Problem to work on:
Read the data and repeat it in full, exactly.

** Start of Records for this exercise **

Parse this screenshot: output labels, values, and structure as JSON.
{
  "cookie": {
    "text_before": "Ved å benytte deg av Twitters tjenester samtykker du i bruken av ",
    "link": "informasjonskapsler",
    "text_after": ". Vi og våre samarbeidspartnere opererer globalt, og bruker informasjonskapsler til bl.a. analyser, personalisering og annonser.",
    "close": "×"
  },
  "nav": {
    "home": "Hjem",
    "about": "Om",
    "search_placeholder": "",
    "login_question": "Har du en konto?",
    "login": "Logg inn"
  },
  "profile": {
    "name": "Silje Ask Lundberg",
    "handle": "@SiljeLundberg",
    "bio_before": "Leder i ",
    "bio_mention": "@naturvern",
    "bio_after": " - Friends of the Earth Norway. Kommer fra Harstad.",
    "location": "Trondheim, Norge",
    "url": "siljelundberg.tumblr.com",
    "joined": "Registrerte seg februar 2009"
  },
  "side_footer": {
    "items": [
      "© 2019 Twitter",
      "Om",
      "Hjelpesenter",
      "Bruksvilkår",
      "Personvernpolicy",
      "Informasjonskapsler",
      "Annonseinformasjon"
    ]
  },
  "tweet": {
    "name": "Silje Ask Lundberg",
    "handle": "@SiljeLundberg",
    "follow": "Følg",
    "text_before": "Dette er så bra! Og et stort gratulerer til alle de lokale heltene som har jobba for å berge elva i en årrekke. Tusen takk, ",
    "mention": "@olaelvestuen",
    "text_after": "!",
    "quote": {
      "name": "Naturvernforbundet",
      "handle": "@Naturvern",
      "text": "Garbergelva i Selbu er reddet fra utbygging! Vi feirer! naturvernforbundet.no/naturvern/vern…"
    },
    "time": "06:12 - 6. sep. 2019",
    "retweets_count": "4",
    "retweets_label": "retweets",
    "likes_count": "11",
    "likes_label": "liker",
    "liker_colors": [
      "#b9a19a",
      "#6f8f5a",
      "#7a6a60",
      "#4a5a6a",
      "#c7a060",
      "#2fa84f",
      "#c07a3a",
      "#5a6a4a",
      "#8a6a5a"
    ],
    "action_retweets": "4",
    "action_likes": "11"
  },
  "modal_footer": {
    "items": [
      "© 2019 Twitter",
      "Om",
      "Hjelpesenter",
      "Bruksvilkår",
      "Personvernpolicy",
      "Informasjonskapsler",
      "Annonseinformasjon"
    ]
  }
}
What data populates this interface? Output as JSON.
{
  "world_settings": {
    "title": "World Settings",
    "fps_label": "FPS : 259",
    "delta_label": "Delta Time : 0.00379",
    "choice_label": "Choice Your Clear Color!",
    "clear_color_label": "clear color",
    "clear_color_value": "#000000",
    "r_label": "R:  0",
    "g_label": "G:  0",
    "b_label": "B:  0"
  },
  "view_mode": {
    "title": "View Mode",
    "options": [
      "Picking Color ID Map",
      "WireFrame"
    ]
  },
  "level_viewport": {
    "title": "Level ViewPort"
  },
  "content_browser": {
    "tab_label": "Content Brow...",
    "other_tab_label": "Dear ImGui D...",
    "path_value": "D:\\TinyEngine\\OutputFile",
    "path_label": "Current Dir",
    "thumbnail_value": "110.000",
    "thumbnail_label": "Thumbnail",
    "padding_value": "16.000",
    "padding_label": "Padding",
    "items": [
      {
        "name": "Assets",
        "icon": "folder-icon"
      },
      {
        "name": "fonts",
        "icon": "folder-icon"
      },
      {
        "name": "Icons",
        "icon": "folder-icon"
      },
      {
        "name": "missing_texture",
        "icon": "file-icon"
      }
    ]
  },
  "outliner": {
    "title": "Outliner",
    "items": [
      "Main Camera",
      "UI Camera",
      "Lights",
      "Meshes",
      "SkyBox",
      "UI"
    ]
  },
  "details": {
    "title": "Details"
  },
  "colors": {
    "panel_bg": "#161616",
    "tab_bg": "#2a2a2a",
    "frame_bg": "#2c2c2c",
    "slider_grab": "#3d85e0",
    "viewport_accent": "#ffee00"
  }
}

** End of Records for this exercise **

Solution for this problem:
Parse this screenshot: output labels, values, and structure as JSON.
{
  "cookie": {
    "text_before": "Ved å benytte deg av Twitters tjenester samtykker du i bruken av ",
    "link": "informasjonskapsler",
    "text_after": ". Vi og våre samarbeidspartnere opererer globalt, og bruker informasjonskapsler til bl.a. analyser, personalisering og annonser.",
    "close": "×"
  },
  "nav": {
    "home": "Hjem",
    "about": "Om",
    "search_placeholder": "",
    "login_question": "Har du en konto?",
    "login": "Logg inn"
  },
  "profile": {
    "name": "Silje Ask Lundberg",
    "handle": "@SiljeLundberg",
    "bio_before": "Leder i ",
    "bio_mention": "@naturvern",
    "bio_after": " - Friends of the Earth Norway. Kommer fra Harstad.",
    "location": "Trondheim, Norge",
    "url": "siljelundberg.tumblr.com",
    "joined": "Registrerte seg februar 2009"
  },
  "side_footer": {
    "items": [
      "© 2019 Twitter",
      "Om",
      "Hjelpesenter",
      "Bruksvilkår",
      "Personvernpolicy",
      "Informasjonskapsler",
      "Annonseinformasjon"
    ]
  },
  "tweet": {
    "name": "Silje Ask Lundberg",
    "handle": "@SiljeLundberg",
    "follow": "Følg",
    "text_before": "Dette er så bra! Og et stort gratulerer til alle de lokale heltene som har jobba for å berge elva i en årrekke. Tusen takk, ",
    "mention": "@olaelvestuen",
    "text_after": "!",
    "quote": {
      "name": "Naturvernforbundet",
      "handle": "@Naturvern",
      "text": "Garbergelva i Selbu er reddet fra utbygging! Vi feirer! naturvernforbundet.no/naturvern/vern…"
    },
    "time": "06:12 - 6. sep. 2019",
    "retweets_count": "4",
    "retweets_label": "retweets",
    "likes_count": "11",
    "likes_label": "liker",
    "liker_colors": [
      "#b9a19a",
      "#6f8f5a",
      "#7a6a60",
      "#4a5a6a",
      "#c7a060",
      "#2fa84f",
      "#c07a3a",
      "#5a6a4a",
      "#8a6a5a"
    ],
    "action_retweets": "4",
    "action_likes": "11"
  },
  "modal_footer": {
    "items": [
      "© 2019 Twitter",
      "Om",
      "Hjelpesenter",
      "Bruksvilkår",
      "Personvernpolicy",
      "Informasjonskapsler",
      "Annonseinformasjon"
    ]
  }
}
What data populates this interface? Output as JSON.
{
  "world_settings": {
    "title": "World Settings",
    "fps_label": "FPS : 259",
    "delta_label": "Delta Time : 0.00379",
    "choice_label": "Choice Your Clear Color!",
    "clear_color_label": "clear color",
    "clear_color_value": "#000000",
    "r_label": "R:  0",
    "g_label": "G:  0",
    "b_label": "B:  0"
  },
  "view_mode": {
    "title": "View Mode",
    "options": [
      "Picking Color ID Map",
      "WireFrame"
    ]
  },
  "level_viewport": {
    "title": "Level ViewPort"
  },
  "content_browser": {
    "tab_label": "Content Brow...",
    "other_tab_label": "Dear ImGui D...",
    "path_value": "D:\\TinyEngine\\OutputFile",
    "path_label": "Current Dir",
    "thumbnail_value": "110.000",
    "thumbnail_label": "Thumbnail",
    "padding_value": "16.000",
    "padding_label": "Padding",
    "items": [
      {
        "name": "Assets",
        "icon": "folder-icon"
      },
      {
        "name": "fonts",
        "icon": "folder-icon"
      },
      {
        "name": "Icons",
        "icon": "folder-icon"
      },
      {
        "name": "missing_texture",
        "icon": "file-icon"
      }
    ]
  },
  "outliner": {
    "title": "Outliner",
    "items": [
      "Main Camera",
      "UI Camera",
      "Lights",
      "Meshes",
      "SkyBox",
      "UI"
    ]
  },
  "details": {
    "title": "Details"
  },
  "colors": {
    "panel_bg": "#161616",
    "tab_bg": "#2a2a2a",
    "frame_bg": "#2c2c2c",
    "slider_grab": "#3d85e0",
    "viewport_accent": "#ffee00"
  }
}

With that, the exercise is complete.